### WHAT TO DO
Write out every entry exactly as it appears.

### SOURCE MATERIAL

--

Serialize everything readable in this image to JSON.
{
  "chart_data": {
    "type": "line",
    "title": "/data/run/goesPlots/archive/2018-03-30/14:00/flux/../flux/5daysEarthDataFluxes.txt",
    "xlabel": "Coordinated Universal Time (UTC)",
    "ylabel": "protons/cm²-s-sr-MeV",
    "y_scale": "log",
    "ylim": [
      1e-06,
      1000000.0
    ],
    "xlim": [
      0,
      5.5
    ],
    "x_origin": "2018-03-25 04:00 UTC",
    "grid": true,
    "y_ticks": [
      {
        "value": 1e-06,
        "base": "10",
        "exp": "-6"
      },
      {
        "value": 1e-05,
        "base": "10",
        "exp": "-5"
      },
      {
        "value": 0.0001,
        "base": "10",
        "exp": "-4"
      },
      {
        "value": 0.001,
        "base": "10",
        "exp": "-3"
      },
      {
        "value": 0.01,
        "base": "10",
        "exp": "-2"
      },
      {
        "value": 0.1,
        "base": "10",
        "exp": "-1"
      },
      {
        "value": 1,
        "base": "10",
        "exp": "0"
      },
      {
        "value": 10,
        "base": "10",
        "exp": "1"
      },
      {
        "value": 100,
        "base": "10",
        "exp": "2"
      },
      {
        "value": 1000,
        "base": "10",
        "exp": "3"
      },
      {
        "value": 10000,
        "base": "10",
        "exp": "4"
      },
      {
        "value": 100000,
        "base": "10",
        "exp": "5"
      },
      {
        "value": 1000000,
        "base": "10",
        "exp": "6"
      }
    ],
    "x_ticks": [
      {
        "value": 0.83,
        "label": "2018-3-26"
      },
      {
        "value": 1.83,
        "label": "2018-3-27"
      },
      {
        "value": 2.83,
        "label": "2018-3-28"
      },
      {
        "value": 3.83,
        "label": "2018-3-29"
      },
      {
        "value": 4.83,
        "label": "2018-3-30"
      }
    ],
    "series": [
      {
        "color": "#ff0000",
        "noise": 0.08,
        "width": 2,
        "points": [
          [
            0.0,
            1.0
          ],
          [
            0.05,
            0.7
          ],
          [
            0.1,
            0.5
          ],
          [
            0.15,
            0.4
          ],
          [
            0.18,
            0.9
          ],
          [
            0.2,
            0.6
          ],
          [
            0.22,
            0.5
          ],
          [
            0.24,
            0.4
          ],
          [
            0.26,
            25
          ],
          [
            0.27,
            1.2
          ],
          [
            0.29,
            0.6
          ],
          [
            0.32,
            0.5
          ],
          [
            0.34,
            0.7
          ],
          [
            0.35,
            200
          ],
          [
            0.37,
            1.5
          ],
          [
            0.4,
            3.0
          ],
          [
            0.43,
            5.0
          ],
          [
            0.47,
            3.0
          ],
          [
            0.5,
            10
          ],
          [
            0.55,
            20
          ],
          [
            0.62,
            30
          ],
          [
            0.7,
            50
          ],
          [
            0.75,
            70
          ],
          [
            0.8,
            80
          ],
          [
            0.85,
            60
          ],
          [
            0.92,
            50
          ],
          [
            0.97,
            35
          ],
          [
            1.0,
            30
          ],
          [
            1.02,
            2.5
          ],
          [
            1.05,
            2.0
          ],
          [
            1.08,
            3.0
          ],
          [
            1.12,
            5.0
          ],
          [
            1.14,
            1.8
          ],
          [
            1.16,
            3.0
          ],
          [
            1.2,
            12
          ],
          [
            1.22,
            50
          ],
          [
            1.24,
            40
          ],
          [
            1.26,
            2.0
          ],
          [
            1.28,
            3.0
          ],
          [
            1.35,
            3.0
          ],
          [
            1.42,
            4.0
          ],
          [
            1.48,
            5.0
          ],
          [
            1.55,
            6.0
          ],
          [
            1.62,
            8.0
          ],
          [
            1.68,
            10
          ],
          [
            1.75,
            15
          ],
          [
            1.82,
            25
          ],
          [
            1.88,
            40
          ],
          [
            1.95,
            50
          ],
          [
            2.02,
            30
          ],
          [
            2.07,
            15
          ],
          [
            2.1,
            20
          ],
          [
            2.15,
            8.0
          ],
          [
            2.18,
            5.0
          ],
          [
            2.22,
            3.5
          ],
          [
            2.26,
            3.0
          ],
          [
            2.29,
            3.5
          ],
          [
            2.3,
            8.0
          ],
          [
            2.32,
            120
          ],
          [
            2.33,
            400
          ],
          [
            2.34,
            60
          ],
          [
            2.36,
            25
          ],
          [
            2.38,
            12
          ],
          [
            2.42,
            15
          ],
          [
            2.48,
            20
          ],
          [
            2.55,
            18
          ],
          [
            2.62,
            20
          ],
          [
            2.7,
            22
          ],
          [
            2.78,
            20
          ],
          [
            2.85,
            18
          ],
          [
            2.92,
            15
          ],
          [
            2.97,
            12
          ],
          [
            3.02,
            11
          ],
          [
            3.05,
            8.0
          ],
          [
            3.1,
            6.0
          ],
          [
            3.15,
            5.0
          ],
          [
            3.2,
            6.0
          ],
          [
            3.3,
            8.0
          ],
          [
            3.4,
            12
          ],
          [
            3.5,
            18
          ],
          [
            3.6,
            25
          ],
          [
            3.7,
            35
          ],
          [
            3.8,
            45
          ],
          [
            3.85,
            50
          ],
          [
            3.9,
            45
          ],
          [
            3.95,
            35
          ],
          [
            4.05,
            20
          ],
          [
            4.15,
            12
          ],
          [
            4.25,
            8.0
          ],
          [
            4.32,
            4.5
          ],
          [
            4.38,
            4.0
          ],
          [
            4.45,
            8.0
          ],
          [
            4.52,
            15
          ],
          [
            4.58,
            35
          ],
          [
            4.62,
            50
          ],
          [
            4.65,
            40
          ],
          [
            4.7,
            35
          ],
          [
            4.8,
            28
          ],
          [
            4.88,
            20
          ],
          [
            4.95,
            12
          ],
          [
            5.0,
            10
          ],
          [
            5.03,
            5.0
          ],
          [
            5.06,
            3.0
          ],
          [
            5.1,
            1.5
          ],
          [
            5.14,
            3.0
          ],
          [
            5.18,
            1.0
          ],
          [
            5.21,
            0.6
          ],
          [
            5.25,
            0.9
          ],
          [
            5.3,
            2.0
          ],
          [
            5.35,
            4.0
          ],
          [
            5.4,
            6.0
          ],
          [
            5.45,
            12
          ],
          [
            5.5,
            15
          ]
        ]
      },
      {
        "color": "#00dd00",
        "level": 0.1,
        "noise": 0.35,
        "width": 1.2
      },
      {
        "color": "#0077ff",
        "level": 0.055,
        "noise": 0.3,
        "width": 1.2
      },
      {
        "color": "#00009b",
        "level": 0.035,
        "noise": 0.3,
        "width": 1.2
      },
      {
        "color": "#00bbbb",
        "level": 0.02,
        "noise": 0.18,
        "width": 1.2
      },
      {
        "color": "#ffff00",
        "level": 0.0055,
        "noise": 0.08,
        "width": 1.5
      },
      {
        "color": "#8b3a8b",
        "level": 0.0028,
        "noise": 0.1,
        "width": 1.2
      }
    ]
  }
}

--

### CORRECT RESPONSE
Serialize everything readable in this image to JSON.
{
  "chart_data": {
    "type": "line",
    "title": "/data/run/goesPlots/archive/2018-03-30/14:00/flux/../flux/5daysEarthDataFluxes.txt",
    "xlabel": "Coordinated Universal Time (UTC)",
    "ylabel": "protons/cm²-s-sr-MeV",
    "y_scale": "log",
    "ylim": [
      1e-06,
      1000000.0
    ],
    "xlim": [
      0,
      5.5
    ],
    "x_origin": "2018-03-25 04:00 UTC",
    "grid": true,
    "y_ticks": [
      {
        "value": 1e-06,
        "base": "10",
        "exp": "-6"
      },
      {
        "value": 1e-05,
        "base": "10",
        "exp": "-5"
      },
      {
        "value": 0.0001,
        "base": "10",
        "exp": "-4"
      },
      {
        "value": 0.001,
        "base": "10",
        "exp": "-3"
      },
      {
        "value": 0.01,
        "base": "10",
        "exp": "-2"
      },
      {
        "value": 0.1,
        "base": "10",
        "exp": "-1"
      },
      {
        "value": 1,
        "base": "10",
        "exp": "0"
      },
      {
        "value": 10,
        "base": "10",
        "exp": "1"
      },
      {
        "value": 100,
        "base": "10",
        "exp": "2"
      },
      {
        "value": 1000,
        "base": "10",
        "exp": "3"
      },
      {
        "value": 10000,
        "base": "10",
        "exp": "4"
      },
      {
        "value": 100000,
        "base": "10",
        "exp": "5"
      },
      {
        "value": 1000000,
        "base": "10",
        "exp": "6"
      }
    ],
    "x_ticks": [
      {
        "value": 0.83,
        "label": "2018-3-26"
      },
      {
        "value": 1.83,
        "label": "2018-3-27"
      },
      {
        "value": 2.83,
        "label": "2018-3-28"
      },
      {
        "value": 3.83,
        "label": "2018-3-29"
      },
      {
        "value": 4.83,
        "label": "2018-3-30"
      }
    ],
    "series": [
      {
        "color": "#ff0000",
        "noise": 0.08,
        "width": 2,
        "points": [
          [
            0.0,
            1.0
          ],
          [
            0.05,
            0.7
          ],
          [
            0.1,
            0.5
          ],
          [
            0.15,
            0.4
          ],
          [
            0.18,
            0.9
          ],
          [
            0.2,
            0.6
          ],
          [
            0.22,
            0.5
          ],
          [
            0.24,
            0.4
          ],
          [
            0.26,
            25
          ],
          [
            0.27,
            1.2
          ],
          [
            0.29,
            0.6
          ],
          [
            0.32,
            0.5
          ],
          [
            0.34,
            0.7
          ],
          [
            0.35,
            200
          ],
          [
            0.37,
            1.5
          ],
          [
            0.4,
            3.0
          ],
          [
            0.43,
            5.0
          ],
          [
            0.47,
            3.0
          ],
          [
            0.5,
            10
          ],
          [
            0.55,
            20
          ],
          [
            0.62,
            30
          ],
          [
            0.7,
            50
          ],
          [
            0.75,
            70
          ],
          [
            0.8,
            80
          ],
          [
            0.85,
            60
          ],
          [
            0.92,
            50
          ],
          [
            0.97,
            35
          ],
          [
            1.0,
            30
          ],
          [
            1.02,
            2.5
          ],
          [
            1.05,
            2.0
          ],
          [
            1.08,
            3.0
          ],
          [
            1.12,
            5.0
          ],
          [
            1.14,
            1.8
          ],
          [
            1.16,
            3.0
          ],
          [
            1.2,
            12
          ],
          [
            1.22,
            50
          ],
          [
            1.24,
            40
          ],
          [
            1.26,
            2.0
          ],
          [
            1.28,
            3.0
          ],
          [
            1.35,
            3.0
          ],
          [
            1.42,
            4.0
          ],
          [
            1.48,
            5.0
          ],
          [
            1.55,
            6.0
          ],
          [
            1.62,
            8.0
          ],
          [
            1.68,
            10
          ],
          [
            1.75,
            15
          ],
          [
            1.82,
            25
          ],
          [
            1.88,
            40
          ],
          [
            1.95,
            50
          ],
          [
            2.02,
            30
          ],
          [
            2.07,
            15
          ],
          [
            2.1,
            20
          ],
          [
            2.15,
            8.0
          ],
          [
            2.18,
            5.0
          ],
          [
            2.22,
            3.5
          ],
          [
            2.26,
            3.0
          ],
          [
            2.29,
            3.5
          ],
          [
            2.3,
            8.0
          ],
          [
            2.32,
            120
          ],
          [
            2.33,
            400
          ],
          [
            2.34,
            60
          ],
          [
            2.36,
            25
          ],
          [
            2.38,
            12
          ],
          [
            2.42,
            15
          ],
          [
            2.48,
            20
          ],
          [
            2.55,
            18
          ],
          [
            2.62,
            20
          ],
          [
            2.7,
            22
          ],
          [
            2.78,
            20
          ],
          [
            2.85,
            18
          ],
          [
            2.92,
            15
          ],
          [
            2.97,
            12
          ],
          [
            3.02,
            11
          ],
          [
            3.05,
            8.0
          ],
          [
            3.1,
            6.0
          ],
          [
            3.15,
            5.0
          ],
          [
            3.2,
            6.0
          ],
          [
            3.3,
            8.0
          ],
          [
            3.4,
            12
          ],
          [
            3.5,
            18
          ],
          [
            3.6,
            25
          ],
          [
            3.7,
            35
          ],
          [
            3.8,
            45
          ],
          [
            3.85,
            50
          ],
          [
            3.9,
            45
          ],
          [
            3.95,
            35
          ],
          [
            4.05,
            20
          ],
          [
            4.15,
            12
          ],
          [
            4.25,
            8.0
          ],
          [
            4.32,
            4.5
          ],
          [
            4.38,
            4.0
          ],
          [
            4.45,
            8.0
          ],
          [
            4.52,
            15
          ],
          [
            4.58,
            35
          ],
          [
            4.62,
            50
          ],
          [
            4.65,
            40
          ],
          [
            4.7,
            35
          ],
          [
            4.8,
            28
          ],
          [
            4.88,
            20
          ],
          [
            4.95,
            12
          ],
          [
            5.0,
            10
          ],
          [
            5.03,
            5.0
          ],
          [
            5.06,
            3.0
          ],
          [
            5.1,
            1.5
          ],
          [
            5.14,
            3.0
          ],
          [
            5.18,
            1.0
          ],
          [
            5.21,
            0.6
          ],
          [
            5.25,
            0.9
          ],
          [
            5.3,
            2.0
          ],
          [
            5.35,
            4.0
          ],
          [
            5.4,
            6.0
          ],
          [
            5.45,
            12
          ],
          [
            5.5,
            15
          ]
        ]
      },
      {
        "color": "#00dd00",
        "level": 0.1,
        "noise": 0.35,
        "width": 1.2
      },
      {
        "color": "#0077ff",
        "level": 0.055,
        "noise": 0.3,
        "width": 1.2
      },
      {
        "color": "#00009b",
        "level": 0.035,
        "noise": 0.3,
        "width": 1.2
      },
      {
        "color": "#00bbbb",
        "level": 0.02,
        "noise": 0.18,
        "width": 1.2
      },
      {
        "color": "#ffff00",
        "level": 0.0055,
        "noise": 0.08,
        "width": 1.5
      },
      {
        "color": "#8b3a8b",
        "level": 0.0028,
        "noise": 0.1,
        "width": 1.2
      }
    ]
  }
}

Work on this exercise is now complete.